→ **Goal of the exercise**:
Pull out every line below that contains the word "true".

→ **Record excerpts**:
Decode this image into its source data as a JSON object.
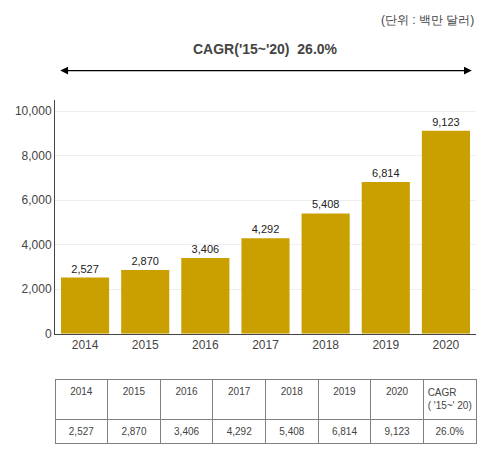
{
  "chart_data": {
    "type": "bar",
    "categories": [
      "2014",
      "2015",
      "2016",
      "2017",
      "2018",
      "2019",
      "2020"
    ],
    "values": [
      2527,
      2870,
      3406,
      4292,
      5408,
      6814,
      9123
    ],
    "value_labels": [
      "2,527",
      "2,870",
      "3,406",
      "4,292",
      "5,408",
      "6,814",
      "9,123"
    ],
    "data_labels": true,
    "color": "#C9A000",
    "ylim": [
      0,
      10500
    ],
    "yticks": [
      0,
      {
        "value": 2000,
        "label": "2,000"
      },
      {
        "value": 4000,
        "label": "4,000"
      },
      {
        "value": 6000,
        "label": "6,000"
      },
      {
        "value": 8000,
        "label": "8,000"
      },
      {
        "value": 10000,
        "label": "10,000"
      }
    ],
    "grid": true,
    "annotations": [
      "(단위 : 백만 달러)",
      "CAGR('15~'20)  26.0%"
    ],
    "table": {
      "headers": [
        "2014",
        "2015",
        "2016",
        "2017",
        "2018",
        "2019",
        "2020",
        "CAGR\n( '15~' 20)"
      ],
      "values": [
        "2,527",
        "2,870",
        "3,406",
        "4,292",
        "5,408",
        "6,814",
        "9,123",
        "26.0%"
      ]
    }
  }
}
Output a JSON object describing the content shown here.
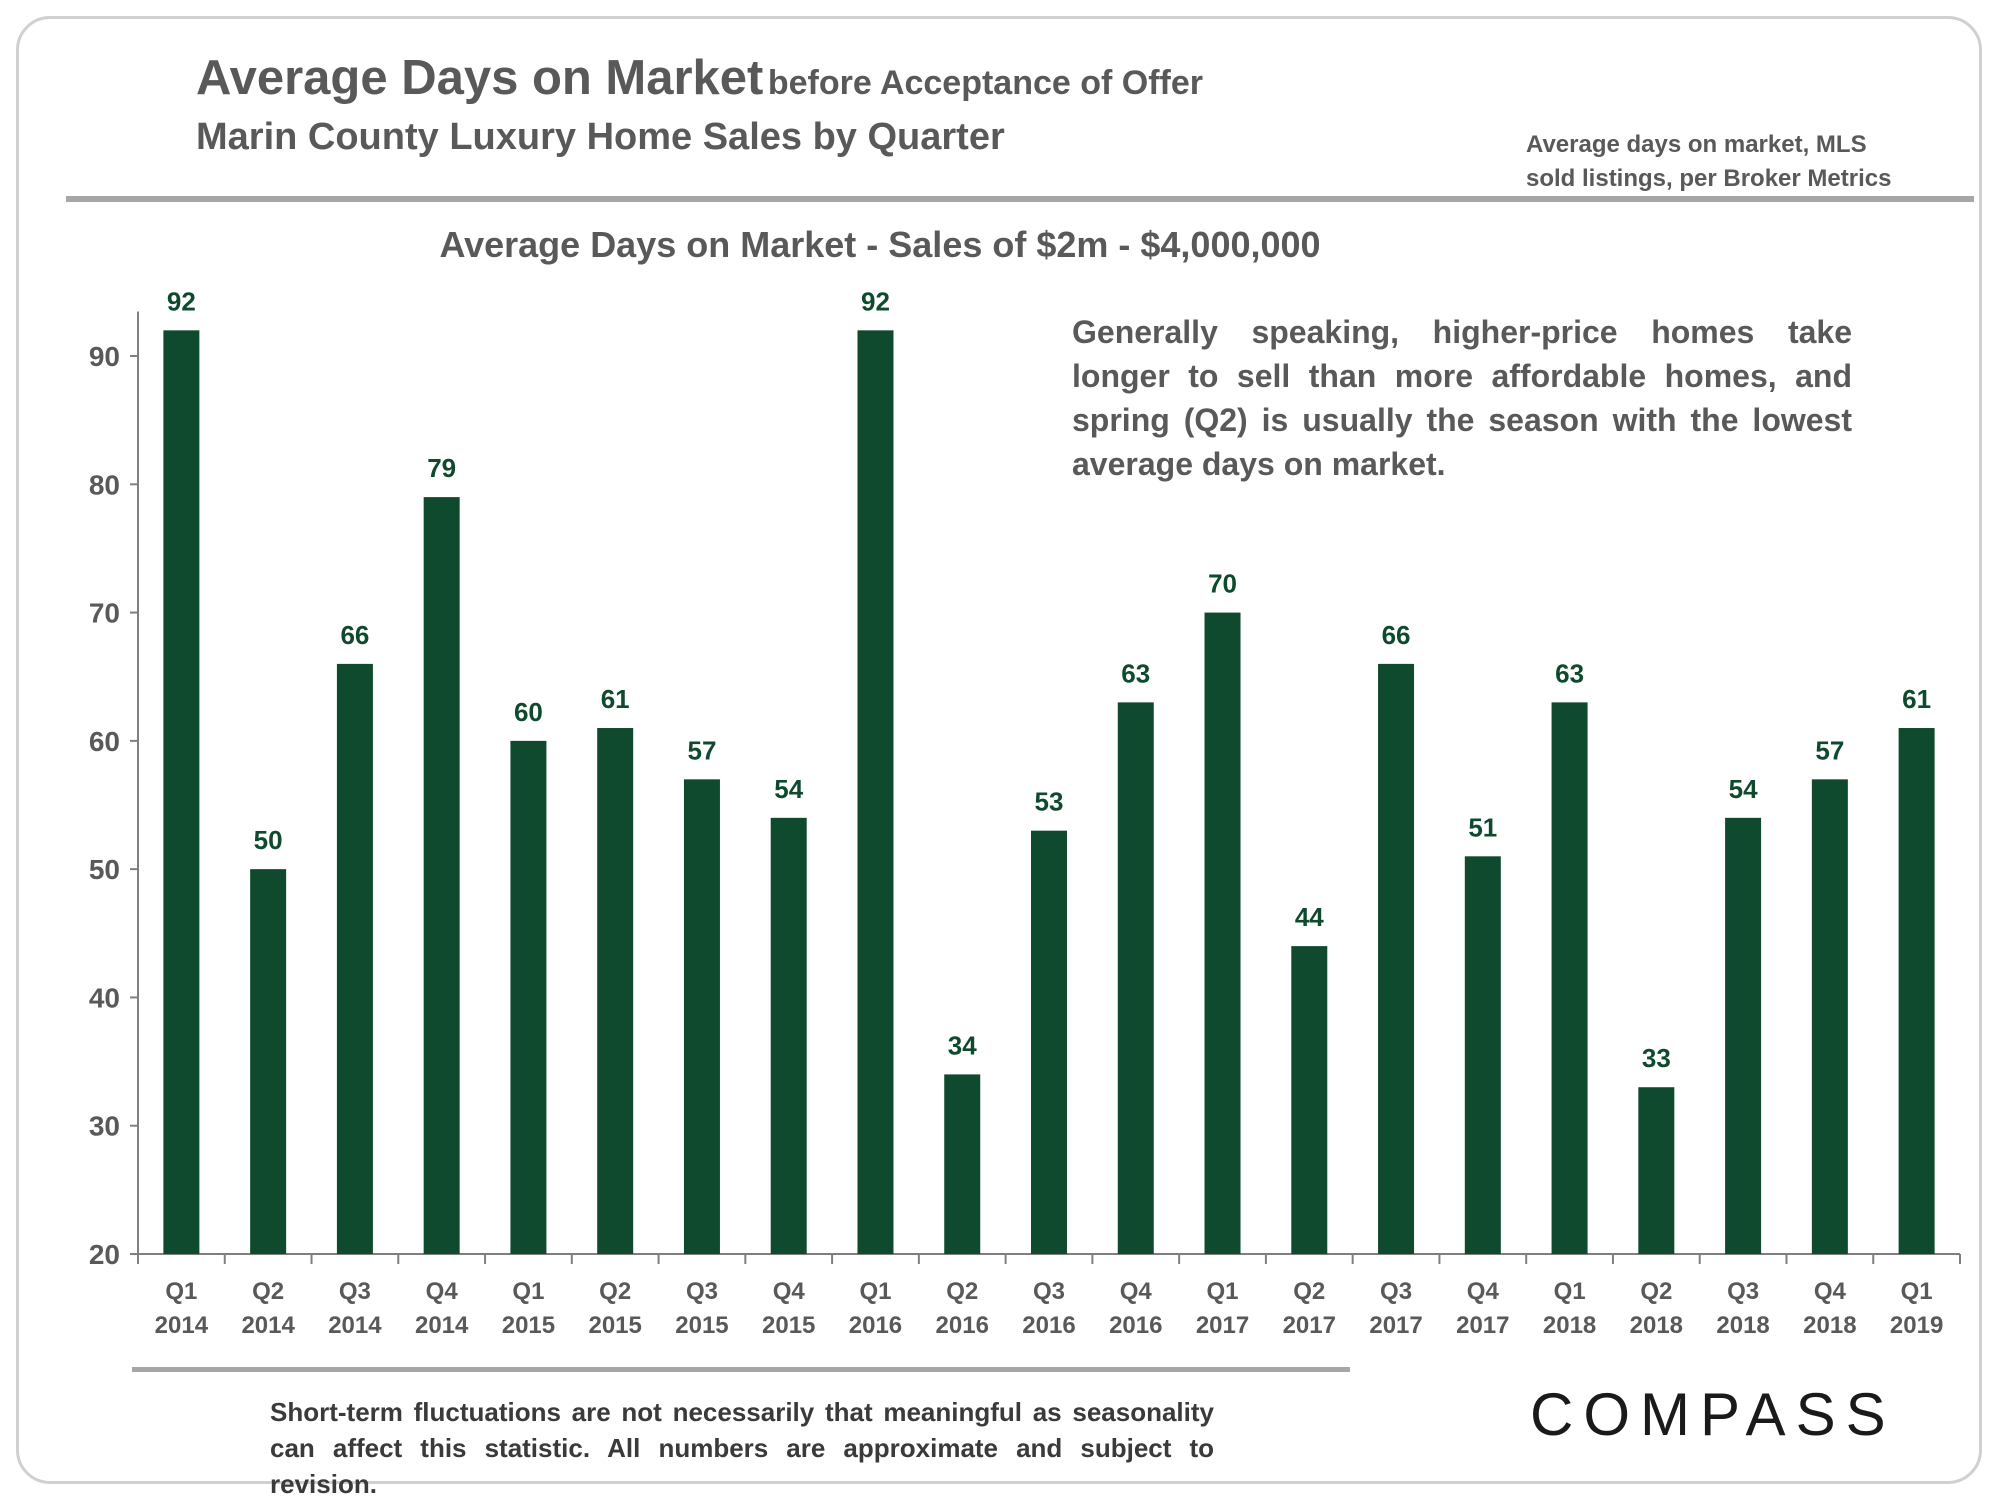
{
  "header": {
    "title_main": "Average Days on Market",
    "title_suffix": "before Acceptance of Offer",
    "subtitle": "Marin County Luxury Home Sales by Quarter",
    "source_line1": "Average days on market, MLS",
    "source_line2": "sold listings, per Broker Metrics"
  },
  "annotation": "Generally speaking, higher-price homes take longer to sell than more affordable homes, and spring (Q2) is usually the season with the lowest average days on market.",
  "footnote": "Short-term fluctuations are not necessarily that meaningful as seasonality can affect this statistic. All numbers are approximate and subject to revision.",
  "logo": "COMPASS",
  "colors": {
    "bar": "#0f4a2e",
    "label": "#0f4a2e",
    "text": "#595959",
    "axis": "#7f7f7f"
  },
  "chart_data": {
    "type": "bar",
    "title": "Average Days on Market - Sales of $2m - $4,000,000",
    "xlabel": "",
    "ylabel": "",
    "ylim": [
      20,
      93
    ],
    "yticks": [
      20,
      30,
      40,
      50,
      60,
      70,
      80,
      90
    ],
    "categories": [
      [
        "Q1",
        "2014"
      ],
      [
        "Q2",
        "2014"
      ],
      [
        "Q3",
        "2014"
      ],
      [
        "Q4",
        "2014"
      ],
      [
        "Q1",
        "2015"
      ],
      [
        "Q2",
        "2015"
      ],
      [
        "Q3",
        "2015"
      ],
      [
        "Q4",
        "2015"
      ],
      [
        "Q1",
        "2016"
      ],
      [
        "Q2",
        "2016"
      ],
      [
        "Q3",
        "2016"
      ],
      [
        "Q4",
        "2016"
      ],
      [
        "Q1",
        "2017"
      ],
      [
        "Q2",
        "2017"
      ],
      [
        "Q3",
        "2017"
      ],
      [
        "Q4",
        "2017"
      ],
      [
        "Q1",
        "2018"
      ],
      [
        "Q2",
        "2018"
      ],
      [
        "Q3",
        "2018"
      ],
      [
        "Q4",
        "2018"
      ],
      [
        "Q1",
        "2019"
      ]
    ],
    "values": [
      92,
      50,
      66,
      79,
      60,
      61,
      57,
      54,
      92,
      34,
      53,
      63,
      70,
      44,
      66,
      51,
      63,
      33,
      54,
      57,
      61
    ],
    "grid": false,
    "data_labels": true
  }
}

→ **Result of the exercise**:
    "data_labels": true,
    "grid": true,
    "data_labels": true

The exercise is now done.